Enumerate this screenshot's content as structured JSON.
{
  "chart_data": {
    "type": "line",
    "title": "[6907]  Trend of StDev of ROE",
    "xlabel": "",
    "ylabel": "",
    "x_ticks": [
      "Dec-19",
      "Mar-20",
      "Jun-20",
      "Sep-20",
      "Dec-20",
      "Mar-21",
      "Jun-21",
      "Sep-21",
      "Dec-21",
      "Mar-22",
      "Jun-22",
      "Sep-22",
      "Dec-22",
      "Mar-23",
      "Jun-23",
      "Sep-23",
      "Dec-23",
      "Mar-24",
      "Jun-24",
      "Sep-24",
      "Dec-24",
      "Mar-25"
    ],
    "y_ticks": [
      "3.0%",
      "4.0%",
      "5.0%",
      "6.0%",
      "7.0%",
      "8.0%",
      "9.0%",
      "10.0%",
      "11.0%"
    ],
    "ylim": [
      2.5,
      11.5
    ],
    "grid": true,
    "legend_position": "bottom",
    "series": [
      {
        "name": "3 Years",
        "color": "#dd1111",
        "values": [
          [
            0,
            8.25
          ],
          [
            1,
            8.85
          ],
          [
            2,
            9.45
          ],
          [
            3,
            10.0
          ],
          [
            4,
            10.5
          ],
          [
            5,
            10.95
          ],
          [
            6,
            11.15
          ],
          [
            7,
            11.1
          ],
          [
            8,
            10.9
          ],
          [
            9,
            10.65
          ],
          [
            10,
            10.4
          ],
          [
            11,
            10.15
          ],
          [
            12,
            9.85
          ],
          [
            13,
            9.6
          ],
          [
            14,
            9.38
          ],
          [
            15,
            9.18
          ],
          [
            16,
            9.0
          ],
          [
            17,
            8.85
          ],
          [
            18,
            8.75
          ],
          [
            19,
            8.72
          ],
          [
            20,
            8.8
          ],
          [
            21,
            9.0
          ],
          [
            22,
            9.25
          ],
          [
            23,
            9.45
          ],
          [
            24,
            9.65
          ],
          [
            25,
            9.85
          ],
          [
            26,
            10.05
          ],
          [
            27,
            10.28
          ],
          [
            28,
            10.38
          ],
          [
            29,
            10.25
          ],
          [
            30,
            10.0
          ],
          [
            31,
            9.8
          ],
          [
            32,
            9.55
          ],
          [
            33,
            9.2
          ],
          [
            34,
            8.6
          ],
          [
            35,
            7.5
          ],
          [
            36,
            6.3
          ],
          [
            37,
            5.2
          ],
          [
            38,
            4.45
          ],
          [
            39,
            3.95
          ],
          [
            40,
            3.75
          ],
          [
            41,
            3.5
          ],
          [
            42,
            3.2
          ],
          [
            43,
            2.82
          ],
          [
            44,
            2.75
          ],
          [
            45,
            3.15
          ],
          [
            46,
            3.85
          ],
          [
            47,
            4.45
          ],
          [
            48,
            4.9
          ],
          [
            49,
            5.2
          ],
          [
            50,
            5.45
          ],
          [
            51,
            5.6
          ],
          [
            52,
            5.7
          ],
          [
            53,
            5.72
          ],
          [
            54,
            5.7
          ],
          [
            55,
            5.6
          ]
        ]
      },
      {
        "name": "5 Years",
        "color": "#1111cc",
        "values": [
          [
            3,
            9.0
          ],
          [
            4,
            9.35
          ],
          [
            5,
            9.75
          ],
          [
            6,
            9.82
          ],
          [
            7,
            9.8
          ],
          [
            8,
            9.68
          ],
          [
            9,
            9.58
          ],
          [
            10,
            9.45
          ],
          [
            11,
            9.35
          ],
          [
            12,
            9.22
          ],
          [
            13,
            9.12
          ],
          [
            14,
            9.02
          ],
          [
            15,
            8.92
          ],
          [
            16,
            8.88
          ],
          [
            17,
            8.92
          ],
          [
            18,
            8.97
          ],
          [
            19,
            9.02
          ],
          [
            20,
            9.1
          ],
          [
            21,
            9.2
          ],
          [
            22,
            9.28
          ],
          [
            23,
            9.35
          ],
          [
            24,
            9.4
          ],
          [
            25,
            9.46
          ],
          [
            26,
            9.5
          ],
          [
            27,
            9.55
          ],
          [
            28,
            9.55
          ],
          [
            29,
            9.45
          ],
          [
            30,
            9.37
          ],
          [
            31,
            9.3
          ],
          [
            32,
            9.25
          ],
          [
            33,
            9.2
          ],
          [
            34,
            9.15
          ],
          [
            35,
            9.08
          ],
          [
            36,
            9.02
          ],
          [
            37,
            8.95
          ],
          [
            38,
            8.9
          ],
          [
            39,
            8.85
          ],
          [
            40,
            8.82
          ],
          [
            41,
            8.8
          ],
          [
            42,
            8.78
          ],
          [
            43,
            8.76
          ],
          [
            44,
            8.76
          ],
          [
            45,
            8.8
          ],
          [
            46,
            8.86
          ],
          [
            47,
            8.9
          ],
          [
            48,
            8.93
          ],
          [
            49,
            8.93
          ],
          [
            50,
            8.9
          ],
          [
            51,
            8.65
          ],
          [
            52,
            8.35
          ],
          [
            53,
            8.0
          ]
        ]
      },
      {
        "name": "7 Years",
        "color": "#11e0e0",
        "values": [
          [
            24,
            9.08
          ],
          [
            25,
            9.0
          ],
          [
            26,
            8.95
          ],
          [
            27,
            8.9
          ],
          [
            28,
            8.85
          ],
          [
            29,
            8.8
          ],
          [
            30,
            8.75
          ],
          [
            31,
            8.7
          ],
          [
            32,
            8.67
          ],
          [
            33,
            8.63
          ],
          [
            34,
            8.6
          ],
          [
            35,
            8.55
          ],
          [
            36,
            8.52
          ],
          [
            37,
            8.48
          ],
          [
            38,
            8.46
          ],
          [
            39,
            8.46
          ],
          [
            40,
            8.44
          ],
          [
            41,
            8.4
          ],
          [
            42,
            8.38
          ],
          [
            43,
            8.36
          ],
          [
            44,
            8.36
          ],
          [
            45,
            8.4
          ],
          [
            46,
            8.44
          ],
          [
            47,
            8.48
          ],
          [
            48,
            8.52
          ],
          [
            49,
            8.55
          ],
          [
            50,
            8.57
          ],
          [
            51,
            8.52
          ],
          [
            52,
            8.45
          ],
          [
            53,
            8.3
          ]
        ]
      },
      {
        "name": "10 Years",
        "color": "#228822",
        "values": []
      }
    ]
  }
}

TASK
Copy each line above that contains the string "Years".

THE COMPLETED TASK
        "name": "3 Years",
        "name": "5 Years",
        "name": "7 Years",
        "name": "10 Years",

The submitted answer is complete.